GIVEN INSTRUCTION:
Tell how many lines in the data below hold the string "Views"; give nothing but the number.

-- start of SUPPLIED DATA --

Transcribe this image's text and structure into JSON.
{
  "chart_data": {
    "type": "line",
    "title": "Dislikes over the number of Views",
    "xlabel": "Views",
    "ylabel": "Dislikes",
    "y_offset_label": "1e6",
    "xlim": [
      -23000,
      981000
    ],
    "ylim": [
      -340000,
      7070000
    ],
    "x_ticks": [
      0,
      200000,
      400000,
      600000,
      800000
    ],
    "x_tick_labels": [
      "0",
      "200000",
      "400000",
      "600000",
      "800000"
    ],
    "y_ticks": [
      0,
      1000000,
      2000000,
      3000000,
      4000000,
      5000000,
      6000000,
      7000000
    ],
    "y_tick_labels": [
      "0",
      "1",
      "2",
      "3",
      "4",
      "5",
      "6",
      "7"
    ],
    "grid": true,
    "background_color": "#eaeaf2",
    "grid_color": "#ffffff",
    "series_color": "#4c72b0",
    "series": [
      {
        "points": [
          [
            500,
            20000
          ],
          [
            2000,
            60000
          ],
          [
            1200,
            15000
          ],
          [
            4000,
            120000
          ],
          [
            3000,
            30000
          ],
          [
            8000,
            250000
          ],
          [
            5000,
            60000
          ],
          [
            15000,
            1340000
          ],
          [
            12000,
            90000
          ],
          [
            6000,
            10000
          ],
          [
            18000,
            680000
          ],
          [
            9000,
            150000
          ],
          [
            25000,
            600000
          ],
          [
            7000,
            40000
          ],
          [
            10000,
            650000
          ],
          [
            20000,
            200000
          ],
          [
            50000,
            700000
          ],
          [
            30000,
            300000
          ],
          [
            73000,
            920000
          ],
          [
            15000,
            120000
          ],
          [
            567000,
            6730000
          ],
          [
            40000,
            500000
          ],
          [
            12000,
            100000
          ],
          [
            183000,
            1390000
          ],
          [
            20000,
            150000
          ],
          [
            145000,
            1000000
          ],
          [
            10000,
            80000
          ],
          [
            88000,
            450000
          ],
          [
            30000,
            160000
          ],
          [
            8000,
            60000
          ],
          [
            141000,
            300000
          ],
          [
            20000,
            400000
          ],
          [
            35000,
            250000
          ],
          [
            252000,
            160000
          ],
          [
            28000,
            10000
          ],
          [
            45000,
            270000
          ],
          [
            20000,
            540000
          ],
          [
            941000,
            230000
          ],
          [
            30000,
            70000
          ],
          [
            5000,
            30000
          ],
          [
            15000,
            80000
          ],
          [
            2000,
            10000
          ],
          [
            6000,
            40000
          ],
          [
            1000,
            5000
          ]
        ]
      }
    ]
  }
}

-- end of SUPPLIED DATA --

THE REPLY:
2